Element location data
# # #
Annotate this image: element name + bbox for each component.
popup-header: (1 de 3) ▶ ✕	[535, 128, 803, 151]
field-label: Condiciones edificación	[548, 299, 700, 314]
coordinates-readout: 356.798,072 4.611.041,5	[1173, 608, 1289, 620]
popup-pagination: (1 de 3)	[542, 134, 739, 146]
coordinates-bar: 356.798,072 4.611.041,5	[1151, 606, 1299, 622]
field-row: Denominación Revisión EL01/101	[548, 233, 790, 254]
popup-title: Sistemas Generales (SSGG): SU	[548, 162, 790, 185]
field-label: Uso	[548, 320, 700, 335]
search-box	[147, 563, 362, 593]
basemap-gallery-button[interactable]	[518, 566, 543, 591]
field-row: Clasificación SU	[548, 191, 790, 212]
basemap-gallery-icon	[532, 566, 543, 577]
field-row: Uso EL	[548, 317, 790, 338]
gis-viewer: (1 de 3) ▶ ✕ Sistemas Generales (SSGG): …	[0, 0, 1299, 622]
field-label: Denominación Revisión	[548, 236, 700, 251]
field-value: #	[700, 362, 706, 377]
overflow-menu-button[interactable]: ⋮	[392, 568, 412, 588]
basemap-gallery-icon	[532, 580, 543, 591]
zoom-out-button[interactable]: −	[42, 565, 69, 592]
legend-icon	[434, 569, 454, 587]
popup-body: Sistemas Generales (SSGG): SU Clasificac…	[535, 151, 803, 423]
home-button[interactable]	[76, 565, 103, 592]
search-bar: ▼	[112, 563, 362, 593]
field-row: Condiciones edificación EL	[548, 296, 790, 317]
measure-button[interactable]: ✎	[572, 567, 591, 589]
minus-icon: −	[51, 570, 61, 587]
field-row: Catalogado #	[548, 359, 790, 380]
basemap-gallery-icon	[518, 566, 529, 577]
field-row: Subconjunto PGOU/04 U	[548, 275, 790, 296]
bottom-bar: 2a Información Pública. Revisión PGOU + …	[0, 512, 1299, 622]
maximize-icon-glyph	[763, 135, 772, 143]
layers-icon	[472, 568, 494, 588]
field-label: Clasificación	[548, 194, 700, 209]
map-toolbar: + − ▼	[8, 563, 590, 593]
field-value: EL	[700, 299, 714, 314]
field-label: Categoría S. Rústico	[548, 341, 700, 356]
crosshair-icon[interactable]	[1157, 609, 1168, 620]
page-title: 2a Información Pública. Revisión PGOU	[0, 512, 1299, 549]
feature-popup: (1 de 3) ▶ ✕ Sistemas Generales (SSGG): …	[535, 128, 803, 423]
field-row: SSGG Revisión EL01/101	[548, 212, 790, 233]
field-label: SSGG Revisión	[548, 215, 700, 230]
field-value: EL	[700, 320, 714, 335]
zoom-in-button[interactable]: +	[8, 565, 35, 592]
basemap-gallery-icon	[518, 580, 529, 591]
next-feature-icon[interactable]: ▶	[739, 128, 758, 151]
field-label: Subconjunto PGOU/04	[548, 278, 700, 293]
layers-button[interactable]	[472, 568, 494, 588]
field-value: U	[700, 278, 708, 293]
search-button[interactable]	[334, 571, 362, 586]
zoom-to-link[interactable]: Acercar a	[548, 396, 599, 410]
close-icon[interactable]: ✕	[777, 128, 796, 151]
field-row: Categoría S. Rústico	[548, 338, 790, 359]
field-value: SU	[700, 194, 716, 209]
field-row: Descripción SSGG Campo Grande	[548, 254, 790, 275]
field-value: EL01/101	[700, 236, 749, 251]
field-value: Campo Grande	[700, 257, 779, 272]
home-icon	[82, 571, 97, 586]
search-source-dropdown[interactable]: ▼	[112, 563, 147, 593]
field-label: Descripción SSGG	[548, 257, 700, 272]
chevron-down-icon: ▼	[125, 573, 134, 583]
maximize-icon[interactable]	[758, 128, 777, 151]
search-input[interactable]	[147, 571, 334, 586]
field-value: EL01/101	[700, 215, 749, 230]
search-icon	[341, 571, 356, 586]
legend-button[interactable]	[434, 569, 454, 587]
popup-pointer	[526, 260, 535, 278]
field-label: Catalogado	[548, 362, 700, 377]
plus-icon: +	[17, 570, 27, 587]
# # #
**Aim of the task:**
Return every line of the items above that contains the string "maximize", matching case exactly.

**Solution for this exercise:**
maximize-icon-glyph	[763, 135, 772, 143]
maximize-icon[interactable]	[758, 128, 777, 151]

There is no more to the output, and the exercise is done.